═════ RECORD EXTRACTS
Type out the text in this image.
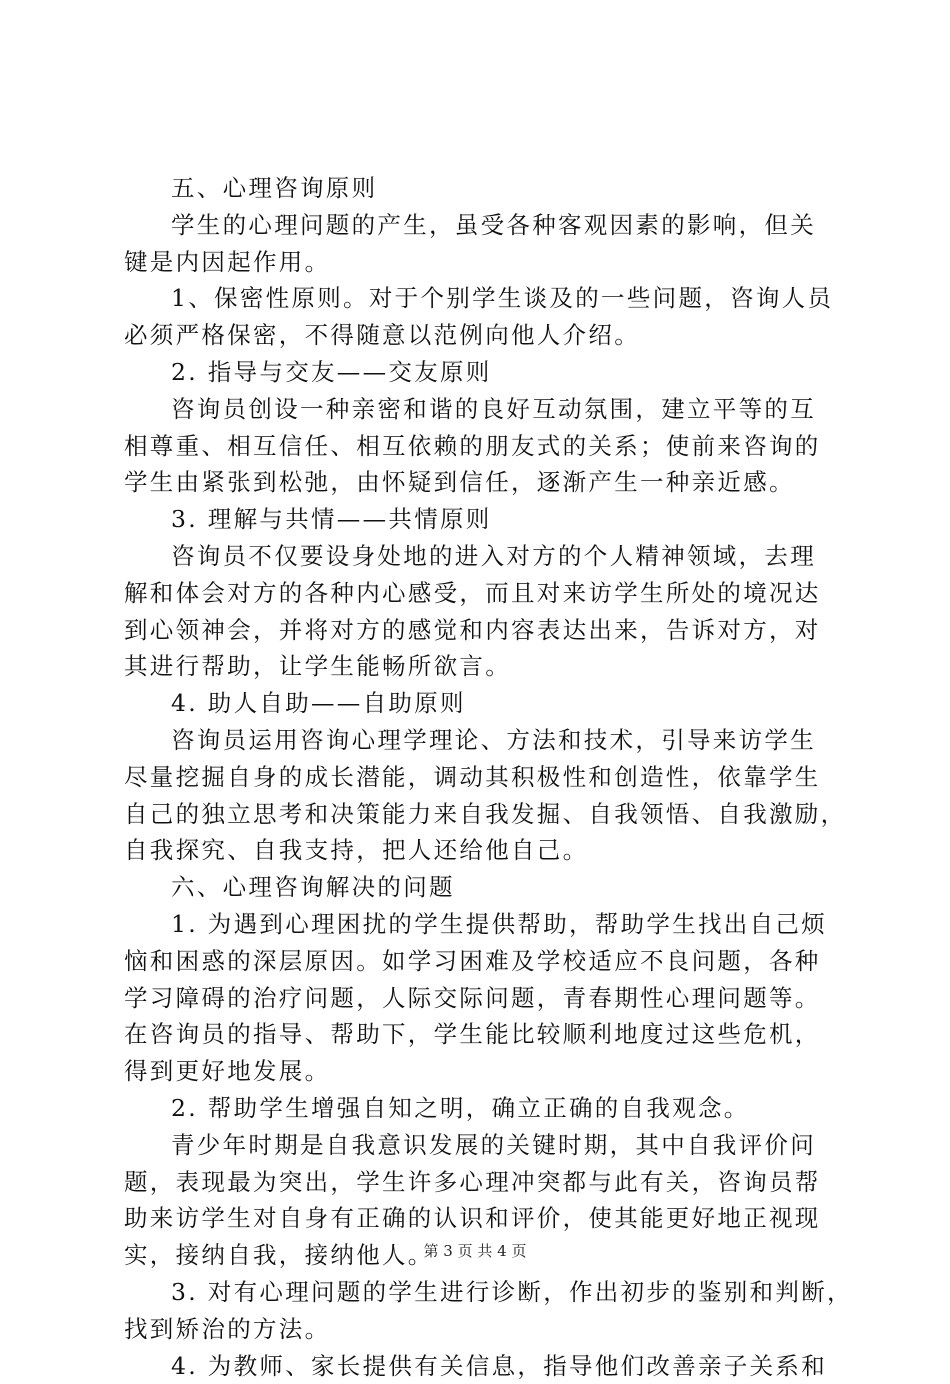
五、心理咨询原则
学生的心理问题的产生，虽受各种客观因素的影响，但关
键是内因起作用。
1、保密性原则。对于个别学生谈及的一些问题，咨询人员
必须严格保密，不得随意以范例向他人介绍。
2. 指导与交友——交友原则
咨询员创设一种亲密和谐的良好互动氛围，建立平等的互
相尊重、相互信任、相互依赖的朋友式的关系；使前来咨询的
学生由紧张到松弛，由怀疑到信任，逐渐产生一种亲近感。
3. 理解与共情——共情原则
咨询员不仅要设身处地的进入对方的个人精神领域，去理
解和体会对方的各种内心感受，而且对来访学生所处的境况达
到心领神会，并将对方的感觉和内容表达出来，告诉对方，对
其进行帮助，让学生能畅所欲言。
4. 助人自助——自助原则
咨询员运用咨询心理学理论、方法和技术，引导来访学生
尽量挖掘自身的成长潜能，调动其积极性和创造性，依靠学生
自己的独立思考和决策能力来自我发掘、自我领悟、自我激励，
自我探究、自我支持，把人还给他自己。
六、心理咨询解决的问题
1. 为遇到心理困扰的学生提供帮助，帮助学生找出自己烦
恼和困惑的深层原因。如学习困难及学校适应不良问题，各种
学习障碍的治疗问题，人际交际问题，青春期性心理问题等。
在咨询员的指导、帮助下，学生能比较顺利地度过这些危机，
得到更好地发展。
2. 帮助学生增强自知之明，确立正确的自我观念。
青少年时期是自我意识发展的关键时期，其中自我评价问
题，表现最为突出，学生许多心理冲突都与此有关，咨询员帮
助来访学生对自身有正确的认识和评价，使其能更好地正视现
实，接纳自我，接纳他人。
3. 对有心理问题的学生进行诊断，作出初步的鉴别和判断，
找到矫治的方法。
4. 为教师、家长提供有关信息，指导他们改善亲子关系和
第 3 页 共 4 页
══════════
REQUEST -
Output each line exactly; omit every picture.

FINISHED EXERCISE -
Type out the text in this image.
五、心理咨询原则
学生的心理问题的产生，虽受各种客观因素的影响，但关
键是内因起作用。
1、保密性原则。对于个别学生谈及的一些问题，咨询人员
必须严格保密，不得随意以范例向他人介绍。
2. 指导与交友——交友原则
咨询员创设一种亲密和谐的良好互动氛围，建立平等的互
相尊重、相互信任、相互依赖的朋友式的关系；使前来咨询的
学生由紧张到松弛，由怀疑到信任，逐渐产生一种亲近感。
3. 理解与共情——共情原则
咨询员不仅要设身处地的进入对方的个人精神领域，去理
解和体会对方的各种内心感受，而且对来访学生所处的境况达
到心领神会，并将对方的感觉和内容表达出来，告诉对方，对
其进行帮助，让学生能畅所欲言。
4. 助人自助——自助原则
咨询员运用咨询心理学理论、方法和技术，引导来访学生
尽量挖掘自身的成长潜能，调动其积极性和创造性，依靠学生
自己的独立思考和决策能力来自我发掘、自我领悟、自我激励，
自我探究、自我支持，把人还给他自己。
六、心理咨询解决的问题
1. 为遇到心理困扰的学生提供帮助，帮助学生找出自己烦
恼和困惑的深层原因。如学习困难及学校适应不良问题，各种
学习障碍的治疗问题，人际交际问题，青春期性心理问题等。
在咨询员的指导、帮助下，学生能比较顺利地度过这些危机，
得到更好地发展。
2. 帮助学生增强自知之明，确立正确的自我观念。
青少年时期是自我意识发展的关键时期，其中自我评价问
题，表现最为突出，学生许多心理冲突都与此有关，咨询员帮
助来访学生对自身有正确的认识和评价，使其能更好地正视现
实，接纳自我，接纳他人。
3. 对有心理问题的学生进行诊断，作出初步的鉴别和判断，
找到矫治的方法。
4. 为教师、家长提供有关信息，指导他们改善亲子关系和
第 3 页 共 4 页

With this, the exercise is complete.